## Exercise description
Copy every line of these items word for word.

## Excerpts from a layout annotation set
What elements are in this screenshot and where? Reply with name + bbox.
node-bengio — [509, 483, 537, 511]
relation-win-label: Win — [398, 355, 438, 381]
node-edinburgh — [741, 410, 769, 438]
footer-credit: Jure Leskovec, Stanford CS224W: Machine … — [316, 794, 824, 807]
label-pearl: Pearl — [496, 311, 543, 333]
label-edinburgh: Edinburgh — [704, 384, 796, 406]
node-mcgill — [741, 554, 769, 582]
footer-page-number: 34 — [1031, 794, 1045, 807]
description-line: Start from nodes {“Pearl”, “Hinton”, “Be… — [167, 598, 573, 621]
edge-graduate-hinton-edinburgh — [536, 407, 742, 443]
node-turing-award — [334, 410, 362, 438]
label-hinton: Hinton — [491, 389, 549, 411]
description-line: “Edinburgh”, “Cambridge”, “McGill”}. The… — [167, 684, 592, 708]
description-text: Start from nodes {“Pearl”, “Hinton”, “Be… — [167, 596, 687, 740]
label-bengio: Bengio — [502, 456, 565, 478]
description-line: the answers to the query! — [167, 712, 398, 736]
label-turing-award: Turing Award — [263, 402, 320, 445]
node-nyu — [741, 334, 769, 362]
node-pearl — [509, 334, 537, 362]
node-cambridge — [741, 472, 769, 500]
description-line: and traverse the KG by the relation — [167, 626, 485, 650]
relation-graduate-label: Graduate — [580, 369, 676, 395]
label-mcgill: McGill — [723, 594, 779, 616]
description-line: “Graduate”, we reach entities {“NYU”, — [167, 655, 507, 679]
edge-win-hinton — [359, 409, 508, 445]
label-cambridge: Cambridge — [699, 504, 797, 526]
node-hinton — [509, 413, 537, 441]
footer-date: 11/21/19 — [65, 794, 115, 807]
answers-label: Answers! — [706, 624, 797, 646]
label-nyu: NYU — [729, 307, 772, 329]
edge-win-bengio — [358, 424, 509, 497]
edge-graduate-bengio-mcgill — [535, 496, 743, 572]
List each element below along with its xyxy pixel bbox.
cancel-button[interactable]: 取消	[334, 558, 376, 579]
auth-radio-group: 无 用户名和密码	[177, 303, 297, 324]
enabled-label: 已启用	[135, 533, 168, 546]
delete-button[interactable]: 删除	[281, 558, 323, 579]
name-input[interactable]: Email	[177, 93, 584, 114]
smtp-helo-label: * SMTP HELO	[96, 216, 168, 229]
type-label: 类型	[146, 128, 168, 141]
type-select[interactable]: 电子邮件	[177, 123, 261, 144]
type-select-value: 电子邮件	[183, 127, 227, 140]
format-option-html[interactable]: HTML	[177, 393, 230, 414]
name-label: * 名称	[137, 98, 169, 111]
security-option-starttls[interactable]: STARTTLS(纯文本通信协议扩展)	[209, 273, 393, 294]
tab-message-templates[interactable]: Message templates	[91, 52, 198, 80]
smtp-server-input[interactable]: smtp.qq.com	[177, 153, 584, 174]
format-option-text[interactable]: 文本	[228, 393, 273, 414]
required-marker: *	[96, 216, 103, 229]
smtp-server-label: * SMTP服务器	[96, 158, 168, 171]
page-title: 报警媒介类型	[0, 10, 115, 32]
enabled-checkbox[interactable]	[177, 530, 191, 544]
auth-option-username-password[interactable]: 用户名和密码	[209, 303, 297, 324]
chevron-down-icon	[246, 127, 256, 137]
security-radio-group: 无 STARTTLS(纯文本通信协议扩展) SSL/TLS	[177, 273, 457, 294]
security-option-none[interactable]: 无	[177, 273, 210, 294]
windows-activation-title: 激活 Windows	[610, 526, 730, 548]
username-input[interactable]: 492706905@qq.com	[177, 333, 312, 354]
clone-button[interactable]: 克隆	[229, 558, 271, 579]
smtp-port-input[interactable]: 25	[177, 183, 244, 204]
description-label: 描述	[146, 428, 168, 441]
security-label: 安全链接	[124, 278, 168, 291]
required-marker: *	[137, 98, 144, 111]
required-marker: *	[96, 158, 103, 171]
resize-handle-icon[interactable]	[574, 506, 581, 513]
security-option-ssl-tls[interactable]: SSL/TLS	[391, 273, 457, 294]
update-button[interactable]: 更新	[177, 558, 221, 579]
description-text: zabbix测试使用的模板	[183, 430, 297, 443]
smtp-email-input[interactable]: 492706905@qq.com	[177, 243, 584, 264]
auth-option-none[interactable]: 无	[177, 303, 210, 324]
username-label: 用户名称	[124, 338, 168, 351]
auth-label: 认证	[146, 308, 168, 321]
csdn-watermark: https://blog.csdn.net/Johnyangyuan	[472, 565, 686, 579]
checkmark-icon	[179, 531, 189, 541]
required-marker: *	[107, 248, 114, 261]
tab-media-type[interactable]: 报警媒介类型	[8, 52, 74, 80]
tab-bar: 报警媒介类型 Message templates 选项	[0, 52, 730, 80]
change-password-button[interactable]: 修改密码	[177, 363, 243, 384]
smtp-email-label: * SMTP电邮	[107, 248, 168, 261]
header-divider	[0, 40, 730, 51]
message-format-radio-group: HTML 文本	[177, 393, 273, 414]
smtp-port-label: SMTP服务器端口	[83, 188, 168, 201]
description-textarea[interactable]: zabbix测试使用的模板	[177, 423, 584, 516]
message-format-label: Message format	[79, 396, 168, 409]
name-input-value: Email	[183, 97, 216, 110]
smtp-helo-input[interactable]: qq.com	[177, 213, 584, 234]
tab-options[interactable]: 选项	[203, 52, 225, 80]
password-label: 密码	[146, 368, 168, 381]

## Answer in full
What elements are in this screenshot and where? Reply with name + bbox.
node-bengio — [509, 483, 537, 511]
relation-win-label: Win — [398, 355, 438, 381]
node-edinburgh — [741, 410, 769, 438]
footer-credit: Jure Leskovec, Stanford CS224W: Machine … — [316, 794, 824, 807]
label-pearl: Pearl — [496, 311, 543, 333]
label-edinburgh: Edinburgh — [704, 384, 796, 406]
node-mcgill — [741, 554, 769, 582]
footer-page-number: 34 — [1031, 794, 1045, 807]
description-line: Start from nodes {“Pearl”, “Hinton”, “Be… — [167, 598, 573, 621]
edge-graduate-hinton-edinburgh — [536, 407, 742, 443]
node-turing-award — [334, 410, 362, 438]
label-hinton: Hinton — [491, 389, 549, 411]
description-line: “Edinburgh”, “Cambridge”, “McGill”}. The… — [167, 684, 592, 708]
description-text: Start from nodes {“Pearl”, “Hinton”, “Be… — [167, 596, 687, 740]
label-bengio: Bengio — [502, 456, 565, 478]
description-line: the answers to the query! — [167, 712, 398, 736]
label-turing-award: Turing Award — [263, 402, 320, 445]
node-nyu — [741, 334, 769, 362]
node-pearl — [509, 334, 537, 362]
node-cambridge — [741, 472, 769, 500]
description-line: and traverse the KG by the relation — [167, 626, 485, 650]
relation-graduate-label: Graduate — [580, 369, 676, 395]
label-mcgill: McGill — [723, 594, 779, 616]
description-line: “Graduate”, we reach entities {“NYU”, — [167, 655, 507, 679]
edge-win-hinton — [359, 409, 508, 445]
label-cambridge: Cambridge — [699, 504, 797, 526]
node-hinton — [509, 413, 537, 441]
footer-date: 11/21/19 — [65, 794, 115, 807]
answers-label: Answers! — [706, 624, 797, 646]
label-nyu: NYU — [729, 307, 772, 329]
edge-win-bengio — [358, 424, 509, 497]
edge-graduate-bengio-mcgill — [535, 496, 743, 572]
List each element below along with its xyxy pixel bbox.
cancel-button[interactable]: 取消	[334, 558, 376, 579]
auth-radio-group: 无 用户名和密码	[177, 303, 297, 324]
enabled-label: 已启用	[135, 533, 168, 546]
delete-button[interactable]: 删除	[281, 558, 323, 579]
name-input[interactable]: Email	[177, 93, 584, 114]
smtp-helo-label: * SMTP HELO	[96, 216, 168, 229]
type-label: 类型	[146, 128, 168, 141]
type-select[interactable]: 电子邮件	[177, 123, 261, 144]
type-select-value: 电子邮件	[183, 127, 227, 140]
format-option-html[interactable]: HTML	[177, 393, 230, 414]
name-label: * 名称	[137, 98, 169, 111]
security-option-starttls[interactable]: STARTTLS(纯文本通信协议扩展)	[209, 273, 393, 294]
tab-message-templates[interactable]: Message templates	[91, 52, 198, 80]
smtp-server-input[interactable]: smtp.qq.com	[177, 153, 584, 174]
format-option-text[interactable]: 文本	[228, 393, 273, 414]
required-marker: *	[96, 216, 103, 229]
smtp-server-label: * SMTP服务器	[96, 158, 168, 171]
page-title: 报警媒介类型	[0, 10, 115, 32]
enabled-checkbox[interactable]	[177, 530, 191, 544]
auth-option-username-password[interactable]: 用户名和密码	[209, 303, 297, 324]
chevron-down-icon	[246, 127, 256, 137]
security-radio-group: 无 STARTTLS(纯文本通信协议扩展) SSL/TLS	[177, 273, 457, 294]
security-option-none[interactable]: 无	[177, 273, 210, 294]
windows-activation-title: 激活 Windows	[610, 526, 730, 548]
username-input[interactable]: 492706905@qq.com	[177, 333, 312, 354]
clone-button[interactable]: 克隆	[229, 558, 271, 579]
smtp-port-input[interactable]: 25	[177, 183, 244, 204]
description-label: 描述	[146, 428, 168, 441]
security-label: 安全链接	[124, 278, 168, 291]
required-marker: *	[137, 98, 144, 111]
required-marker: *	[96, 158, 103, 171]
resize-handle-icon[interactable]	[574, 506, 581, 513]
security-option-ssl-tls[interactable]: SSL/TLS	[391, 273, 457, 294]
update-button[interactable]: 更新	[177, 558, 221, 579]
description-text: zabbix测试使用的模板	[183, 430, 297, 443]
smtp-email-input[interactable]: 492706905@qq.com	[177, 243, 584, 264]
auth-option-none[interactable]: 无	[177, 303, 210, 324]
username-label: 用户名称	[124, 338, 168, 351]
auth-label: 认证	[146, 308, 168, 321]
csdn-watermark: https://blog.csdn.net/Johnyangyuan	[472, 565, 686, 579]
checkmark-icon	[179, 531, 189, 541]
required-marker: *	[107, 248, 114, 261]
tab-media-type[interactable]: 报警媒介类型	[8, 52, 74, 80]
tab-bar: 报警媒介类型 Message templates 选项	[0, 52, 730, 80]
change-password-button[interactable]: 修改密码	[177, 363, 243, 384]
smtp-email-label: * SMTP电邮	[107, 248, 168, 261]
header-divider	[0, 40, 730, 51]
message-format-radio-group: HTML 文本	[177, 393, 273, 414]
smtp-port-label: SMTP服务器端口	[83, 188, 168, 201]
description-textarea[interactable]: zabbix测试使用的模板	[177, 423, 584, 516]
message-format-label: Message format	[79, 396, 168, 409]
name-input-value: Email	[183, 97, 216, 110]
smtp-helo-input[interactable]: qq.com	[177, 213, 584, 234]
tab-options[interactable]: 选项	[203, 52, 225, 80]
password-label: 密码	[146, 368, 168, 381]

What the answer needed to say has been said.